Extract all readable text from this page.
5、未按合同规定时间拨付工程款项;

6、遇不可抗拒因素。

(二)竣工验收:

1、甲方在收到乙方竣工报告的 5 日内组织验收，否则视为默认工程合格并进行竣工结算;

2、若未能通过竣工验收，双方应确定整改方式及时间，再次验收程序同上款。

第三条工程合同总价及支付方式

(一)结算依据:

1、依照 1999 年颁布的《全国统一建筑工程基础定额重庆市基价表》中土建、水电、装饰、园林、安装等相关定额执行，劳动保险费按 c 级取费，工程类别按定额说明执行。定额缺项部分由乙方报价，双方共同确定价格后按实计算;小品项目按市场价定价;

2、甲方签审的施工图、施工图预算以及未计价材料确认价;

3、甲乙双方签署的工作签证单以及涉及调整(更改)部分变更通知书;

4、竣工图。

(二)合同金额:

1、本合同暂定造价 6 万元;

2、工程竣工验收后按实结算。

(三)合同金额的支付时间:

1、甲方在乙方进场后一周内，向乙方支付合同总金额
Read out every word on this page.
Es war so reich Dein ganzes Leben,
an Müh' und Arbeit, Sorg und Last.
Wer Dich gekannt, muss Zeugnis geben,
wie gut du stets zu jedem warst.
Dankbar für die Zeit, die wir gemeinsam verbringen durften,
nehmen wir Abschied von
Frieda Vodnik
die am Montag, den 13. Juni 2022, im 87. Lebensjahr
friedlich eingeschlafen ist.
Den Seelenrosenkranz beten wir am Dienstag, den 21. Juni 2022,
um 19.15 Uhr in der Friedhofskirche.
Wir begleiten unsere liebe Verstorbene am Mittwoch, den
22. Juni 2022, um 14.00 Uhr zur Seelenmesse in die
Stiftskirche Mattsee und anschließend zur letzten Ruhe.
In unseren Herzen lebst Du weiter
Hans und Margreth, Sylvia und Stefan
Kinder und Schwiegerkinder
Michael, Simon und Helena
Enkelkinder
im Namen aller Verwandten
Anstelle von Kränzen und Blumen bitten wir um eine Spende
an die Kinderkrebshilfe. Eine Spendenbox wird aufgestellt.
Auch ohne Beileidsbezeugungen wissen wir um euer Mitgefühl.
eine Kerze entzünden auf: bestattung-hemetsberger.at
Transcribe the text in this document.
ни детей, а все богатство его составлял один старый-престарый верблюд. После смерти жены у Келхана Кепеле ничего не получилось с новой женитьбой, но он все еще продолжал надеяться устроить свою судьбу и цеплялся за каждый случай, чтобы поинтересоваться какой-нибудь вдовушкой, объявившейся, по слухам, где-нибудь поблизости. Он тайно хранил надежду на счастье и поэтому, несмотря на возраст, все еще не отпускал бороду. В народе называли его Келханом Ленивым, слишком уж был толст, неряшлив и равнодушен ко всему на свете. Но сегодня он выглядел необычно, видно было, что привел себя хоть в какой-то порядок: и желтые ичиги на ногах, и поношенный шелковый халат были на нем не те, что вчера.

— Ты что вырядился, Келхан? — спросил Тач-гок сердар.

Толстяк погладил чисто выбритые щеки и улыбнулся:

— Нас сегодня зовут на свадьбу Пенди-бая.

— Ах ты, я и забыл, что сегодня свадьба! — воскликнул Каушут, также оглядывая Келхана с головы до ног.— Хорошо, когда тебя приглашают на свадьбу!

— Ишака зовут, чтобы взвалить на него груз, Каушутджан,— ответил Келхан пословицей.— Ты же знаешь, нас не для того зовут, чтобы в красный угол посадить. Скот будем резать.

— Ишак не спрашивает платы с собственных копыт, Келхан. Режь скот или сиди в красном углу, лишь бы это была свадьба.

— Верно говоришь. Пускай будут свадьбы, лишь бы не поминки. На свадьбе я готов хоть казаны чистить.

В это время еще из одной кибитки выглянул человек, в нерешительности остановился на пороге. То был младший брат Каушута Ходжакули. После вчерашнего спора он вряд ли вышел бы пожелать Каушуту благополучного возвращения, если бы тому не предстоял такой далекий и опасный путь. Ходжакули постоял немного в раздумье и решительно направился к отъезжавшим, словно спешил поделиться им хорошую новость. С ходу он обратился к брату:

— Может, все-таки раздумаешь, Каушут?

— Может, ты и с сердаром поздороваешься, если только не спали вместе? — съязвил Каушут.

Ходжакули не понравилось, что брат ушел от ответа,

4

____

Extract all lines of the records above that include "text".

Extract all readable text from this page.
Transcribe the text in this document.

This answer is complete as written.